▶ _Supplied information_:

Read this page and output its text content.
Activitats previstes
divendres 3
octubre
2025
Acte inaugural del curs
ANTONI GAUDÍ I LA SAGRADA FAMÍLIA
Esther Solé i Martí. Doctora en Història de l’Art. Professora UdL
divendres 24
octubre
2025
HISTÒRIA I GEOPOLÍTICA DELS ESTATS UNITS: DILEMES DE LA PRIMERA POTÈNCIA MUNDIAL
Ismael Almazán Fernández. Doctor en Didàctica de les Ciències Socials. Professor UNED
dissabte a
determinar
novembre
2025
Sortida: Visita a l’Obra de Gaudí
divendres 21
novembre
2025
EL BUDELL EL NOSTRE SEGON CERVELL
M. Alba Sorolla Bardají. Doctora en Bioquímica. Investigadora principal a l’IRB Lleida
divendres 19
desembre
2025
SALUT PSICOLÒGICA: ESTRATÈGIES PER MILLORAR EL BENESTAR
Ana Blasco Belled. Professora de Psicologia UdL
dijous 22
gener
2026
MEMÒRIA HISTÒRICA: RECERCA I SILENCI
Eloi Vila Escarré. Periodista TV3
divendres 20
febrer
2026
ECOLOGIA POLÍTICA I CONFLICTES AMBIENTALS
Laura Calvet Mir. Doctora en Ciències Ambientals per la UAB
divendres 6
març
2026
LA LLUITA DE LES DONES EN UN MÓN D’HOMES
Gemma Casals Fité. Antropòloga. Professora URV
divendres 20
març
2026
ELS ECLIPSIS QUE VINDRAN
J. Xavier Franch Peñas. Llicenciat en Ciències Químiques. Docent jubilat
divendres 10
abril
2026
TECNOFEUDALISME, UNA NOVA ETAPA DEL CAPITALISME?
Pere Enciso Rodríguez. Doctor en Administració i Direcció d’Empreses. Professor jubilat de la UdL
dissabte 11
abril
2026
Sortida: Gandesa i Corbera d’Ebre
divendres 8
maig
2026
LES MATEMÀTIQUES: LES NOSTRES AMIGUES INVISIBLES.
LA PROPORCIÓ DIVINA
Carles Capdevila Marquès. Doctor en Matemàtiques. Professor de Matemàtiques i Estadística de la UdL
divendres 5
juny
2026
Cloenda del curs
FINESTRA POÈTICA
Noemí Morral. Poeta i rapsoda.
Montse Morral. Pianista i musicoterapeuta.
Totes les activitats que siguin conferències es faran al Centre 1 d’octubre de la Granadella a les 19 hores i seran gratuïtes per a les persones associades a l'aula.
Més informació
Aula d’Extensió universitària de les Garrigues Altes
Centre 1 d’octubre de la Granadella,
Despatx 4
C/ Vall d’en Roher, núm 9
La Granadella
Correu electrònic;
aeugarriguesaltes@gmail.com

▶ _Goal of the exercise_: Each line of the material should be duplicated exactly, please.

▶ _Response to the task_:
Read this page and output its text content.
Activitats previstes
divendres 3
octubre
2025
Acte inaugural del curs
ANTONI GAUDÍ I LA SAGRADA FAMÍLIA
Esther Solé i Martí. Doctora en Història de l’Art. Professora UdL
divendres 24
octubre
2025
HISTÒRIA I GEOPOLÍTICA DELS ESTATS UNITS: DILEMES DE LA PRIMERA POTÈNCIA MUNDIAL
Ismael Almazán Fernández. Doctor en Didàctica de les Ciències Socials. Professor UNED
dissabte a
determinar
novembre
2025
Sortida: Visita a l’Obra de Gaudí
divendres 21
novembre
2025
EL BUDELL EL NOSTRE SEGON CERVELL
M. Alba Sorolla Bardají. Doctora en Bioquímica. Investigadora principal a l’IRB Lleida
divendres 19
desembre
2025
SALUT PSICOLÒGICA: ESTRATÈGIES PER MILLORAR EL BENESTAR
Ana Blasco Belled. Professora de Psicologia UdL
dijous 22
gener
2026
MEMÒRIA HISTÒRICA: RECERCA I SILENCI
Eloi Vila Escarré. Periodista TV3
divendres 20
febrer
2026
ECOLOGIA POLÍTICA I CONFLICTES AMBIENTALS
Laura Calvet Mir. Doctora en Ciències Ambientals per la UAB
divendres 6
març
2026
LA LLUITA DE LES DONES EN UN MÓN D’HOMES
Gemma Casals Fité. Antropòloga. Professora URV
divendres 20
març
2026
ELS ECLIPSIS QUE VINDRAN
J. Xavier Franch Peñas. Llicenciat en Ciències Químiques. Docent jubilat
divendres 10
abril
2026
TECNOFEUDALISME, UNA NOVA ETAPA DEL CAPITALISME?
Pere Enciso Rodríguez. Doctor en Administració i Direcció d’Empreses. Professor jubilat de la UdL
dissabte 11
abril
2026
Sortida: Gandesa i Corbera d’Ebre
divendres 8
maig
2026
LES MATEMÀTIQUES: LES NOSTRES AMIGUES INVISIBLES.
LA PROPORCIÓ DIVINA
Carles Capdevila Marquès. Doctor en Matemàtiques. Professor de Matemàtiques i Estadística de la UdL
divendres 5
juny
2026
Cloenda del curs
FINESTRA POÈTICA
Noemí Morral. Poeta i rapsoda.
Montse Morral. Pianista i musicoterapeuta.
Totes les activitats que siguin conferències es faran al Centre 1 d’octubre de la Granadella a les 19 hores i seran gratuïtes per a les persones associades a l'aula.
Més informació
Aula d’Extensió universitària de les Garrigues Altes
Centre 1 d’octubre de la Granadella,
Despatx 4
C/ Vall d’en Roher, núm 9
La Granadella
Correu electrònic;
aeugarriguesaltes@gmail.com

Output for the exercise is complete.